| Aim of the task |
Which lines of the records contain "现代文阅读"? Collect every one of them.

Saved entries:
--- --- ---

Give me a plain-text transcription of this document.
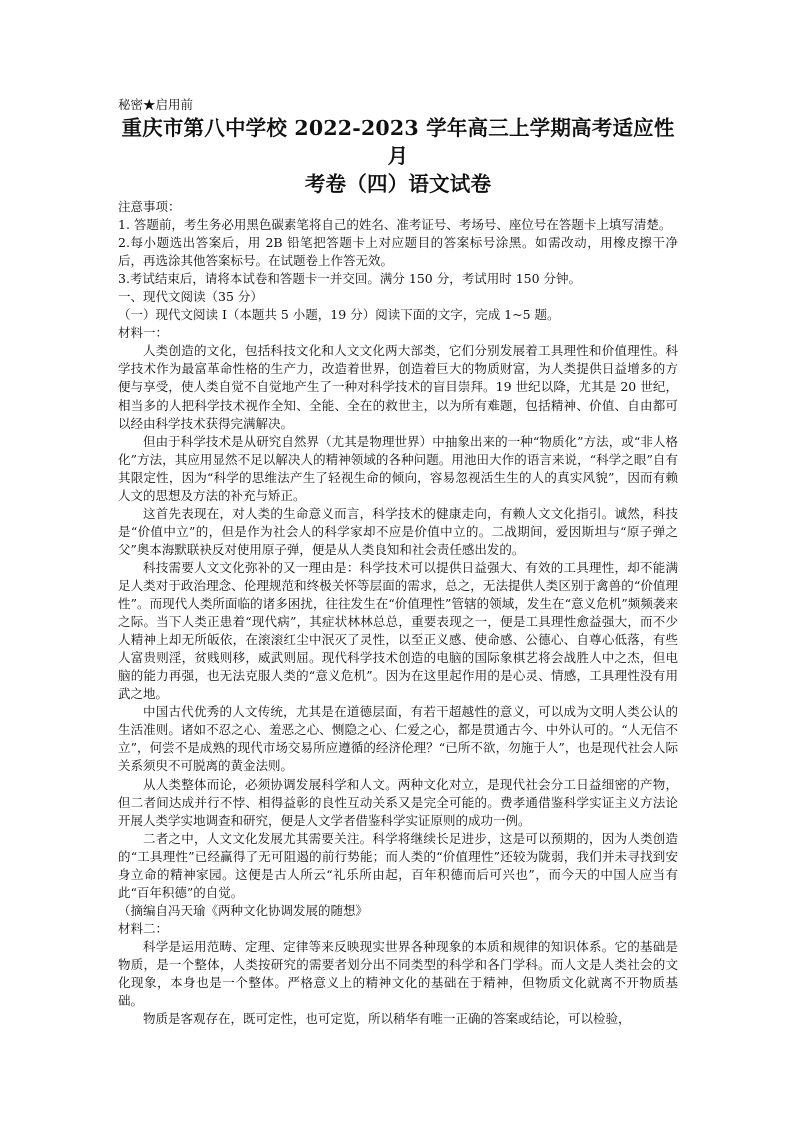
秘密★启用前

重庆市第八中学校 2022-2023 学年高三上学期高考适应性月

考卷（四）语文试卷

注意事项：

1. 答题前，考生务必用黑色碳素笔将自己的姓名、准考证号、考场号、座位号在答题卡上填写清楚。

2.每小题选出答案后，用 2B 铅笔把答题卡上对应题目的答案标号涂黑。如需改动，用橡皮擦干净后，再选涂其他答案标号。在试题卷上作答无效。

3.考试结束后，请将本试卷和答题卡一并交回。满分 150 分，考试用时 150 分钟。

一、现代文阅读（35 分）

（一）现代文阅读 I（本题共 5 小题，19 分）阅读下面的文字，完成 1~5 题。

材料一：

人类创造的文化，包括科技文化和人文文化两大部类，它们分别发展着工具理性和价值理性。科学技术作为最富革命性格的生产力，改造着世界，创造着巨大的物质财富，为人类提供日益增多的方便与享受，使人类自觉不自觉地产生了一种对科学技术的盲目崇拜。19 世纪以降，尤其是 20 世纪，相当多的人把科学技术视作全知、全能、全在的救世主，以为所有难题，包括精神、价值、自由都可以经由科学技术获得完满解决。

但由于科学技术是从研究自然界（尤其是物理世界）中抽象出来的一种“物质化”方法，或“非人格化”方法，其应用显然不足以解决人的精神领域的各种问题。用池田大作的语言来说，“科学之眼”自有其限定性，因为“科学的思维法产生了轻视生命的倾向，容易忽视活生生的人的真实风貌”，因而有赖人文的思想及方法的补充与矫正。

这首先表现在，对人类的生命意义而言，科学技术的健康走向，有赖人文文化指引。诚然，科技是“价值中立”的，但是作为社会人的科学家却不应是价值中立的。二战期间，爱因斯坦与“原子弹之父”奥本海默联袂反对使用原子弹，便是从人类良知和社会责任感出发的。

科技需要人文文化弥补的又一理由是：科学技术可以提供日益强大、有效的工具理性，却不能满足人类对于政治理念、伦理规范和终极关怀等层面的需求，总之，无法提供人类区别于禽兽的“价值理性”。而现代人类所面临的诸多困扰，往往发生在“价值理性”管辖的领域，发生在“意义危机”频频袭来之际。当下人类正患着“现代病”，其症状林林总总，重要表现之一，便是工具理性愈益强大，而不少人精神上却无所皈依，在滚滚红尘中泯灭了灵性，以至正义感、使命感、公德心、自尊心低落，有些人富贵则淫，贫贱则移，威武则屈。现代科学技术创造的电脑的国际象棋艺将会战胜人中之杰，但电脑的能力再强，也无法克服人类的“意义危机”。因为在这里起作用的是心灵、情感，工具理性没有用武之地。

中国古代优秀的人文传统，尤其是在道德层面，有若干超越性的意义，可以成为文明人类公认的生活准则。诸如不忍之心、羞恶之心、恻隐之心、仁爱之心，都是贯通古今、中外认可的。“人无信不立”，何尝不是成熟的现代市场交易所应遵循的经济伦理？“已所不欲，勿施于人”，也是现代社会人际关系须臾不可脱离的黄金法则。

从人类整体而论，必须协调发展科学和人文。两种文化对立，是现代社会分工日益细密的产物，但二者间达成并行不悖、相得益彰的良性互动关系又是完全可能的。费孝通借鉴科学实证主义方法论开展人类学实地调查和研究，便是人文学者借鉴科学实证原则的成功一例。

二者之中，人文文化发展尤其需要关注。科学将继续长足进步，这是可以预期的，因为人类创造的“工具理性”已经赢得了无可阻遏的前行势能；而人类的“价值理性”还较为陇弱，我们并未寻找到安身立命的精神家园。这便是古人所云“礼乐所由起，百年积德而后可兴也”，而今天的中国人应当有此“百年积德”的自觉。

（摘编自冯天瑜《两种文化协调发展的随想》

材料二：

科学是运用范畴、定理、定律等来反映现实世界各种现象的本质和规律的知识体系。它的基础是物质，是一个整体，人类按研究的需要者划分出不同类型的科学和各门学科。而人文是人类社会的文化现象，本身也是一个整体。严格意义上的精神文化的基础在于精神，但物质文化就离不开物质基础。

物质是客观存在，既可定性，也可定览，所以稍华有唯一正确的答案或结论，可以检验，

--- --- ---

| Result of the task |
一、现代文阅读（35 分）
（一）现代文阅读 I（本题共 5 小题，19 分）阅读下面的文字，完成 1~5 题。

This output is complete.